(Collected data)
----------------------------------------

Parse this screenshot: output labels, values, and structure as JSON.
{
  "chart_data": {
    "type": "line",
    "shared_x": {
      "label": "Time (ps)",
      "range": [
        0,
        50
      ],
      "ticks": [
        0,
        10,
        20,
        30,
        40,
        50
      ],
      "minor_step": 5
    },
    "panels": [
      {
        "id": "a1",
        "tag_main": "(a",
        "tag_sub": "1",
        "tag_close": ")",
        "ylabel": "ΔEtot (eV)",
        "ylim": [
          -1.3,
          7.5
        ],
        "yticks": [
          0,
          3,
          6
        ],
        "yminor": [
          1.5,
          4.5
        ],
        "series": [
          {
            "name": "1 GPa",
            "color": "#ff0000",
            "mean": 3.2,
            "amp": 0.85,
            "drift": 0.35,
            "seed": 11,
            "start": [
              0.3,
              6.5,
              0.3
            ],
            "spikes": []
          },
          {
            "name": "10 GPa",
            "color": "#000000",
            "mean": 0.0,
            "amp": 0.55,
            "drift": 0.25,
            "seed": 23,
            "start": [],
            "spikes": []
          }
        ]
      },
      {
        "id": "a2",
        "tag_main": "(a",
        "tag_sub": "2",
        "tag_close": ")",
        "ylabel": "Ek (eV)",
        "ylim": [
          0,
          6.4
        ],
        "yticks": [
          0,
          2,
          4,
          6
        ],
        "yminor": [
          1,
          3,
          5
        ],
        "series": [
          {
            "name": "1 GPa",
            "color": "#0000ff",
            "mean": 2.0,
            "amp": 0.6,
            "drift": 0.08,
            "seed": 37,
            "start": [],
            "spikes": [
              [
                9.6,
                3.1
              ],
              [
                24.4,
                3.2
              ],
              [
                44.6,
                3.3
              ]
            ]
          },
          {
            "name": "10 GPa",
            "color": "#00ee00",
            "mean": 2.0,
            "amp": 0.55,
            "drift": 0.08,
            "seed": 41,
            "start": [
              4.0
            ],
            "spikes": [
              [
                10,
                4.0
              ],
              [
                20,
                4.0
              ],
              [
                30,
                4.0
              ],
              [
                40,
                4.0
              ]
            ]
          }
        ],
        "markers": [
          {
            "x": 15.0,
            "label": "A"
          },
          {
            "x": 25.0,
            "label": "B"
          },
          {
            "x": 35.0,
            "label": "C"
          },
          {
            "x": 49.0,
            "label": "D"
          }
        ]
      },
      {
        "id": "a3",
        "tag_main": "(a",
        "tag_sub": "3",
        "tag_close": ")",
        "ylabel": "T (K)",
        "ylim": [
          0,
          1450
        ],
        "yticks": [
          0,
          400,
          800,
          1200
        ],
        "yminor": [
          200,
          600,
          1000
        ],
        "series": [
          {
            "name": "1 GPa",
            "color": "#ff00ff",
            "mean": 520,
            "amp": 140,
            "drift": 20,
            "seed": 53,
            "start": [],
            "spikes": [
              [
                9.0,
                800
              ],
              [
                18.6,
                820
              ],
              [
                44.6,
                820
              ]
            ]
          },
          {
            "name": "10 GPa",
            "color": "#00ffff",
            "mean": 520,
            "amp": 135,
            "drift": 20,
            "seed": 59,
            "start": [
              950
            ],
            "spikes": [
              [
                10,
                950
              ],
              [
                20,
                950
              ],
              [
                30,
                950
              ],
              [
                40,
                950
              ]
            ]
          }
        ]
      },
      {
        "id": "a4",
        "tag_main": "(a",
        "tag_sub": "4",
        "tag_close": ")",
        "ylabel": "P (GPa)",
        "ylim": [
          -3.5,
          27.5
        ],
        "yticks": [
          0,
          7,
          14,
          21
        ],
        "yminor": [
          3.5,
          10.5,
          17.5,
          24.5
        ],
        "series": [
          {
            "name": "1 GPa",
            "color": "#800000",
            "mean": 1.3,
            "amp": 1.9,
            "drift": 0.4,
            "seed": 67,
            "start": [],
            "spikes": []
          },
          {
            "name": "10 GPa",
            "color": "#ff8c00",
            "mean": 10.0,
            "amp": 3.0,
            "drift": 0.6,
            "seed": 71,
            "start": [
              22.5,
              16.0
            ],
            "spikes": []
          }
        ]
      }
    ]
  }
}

----------------------------------------

TASK:
Locate and copy each line in the data above that includes the word "ylabel".

SOLUTION FOR THIS EXERCISE:
        "ylabel": "ΔEtot (eV)",
        "ylabel": "Ek (eV)",
        "ylabel": "T (K)",
        "ylabel": "P (GPa)",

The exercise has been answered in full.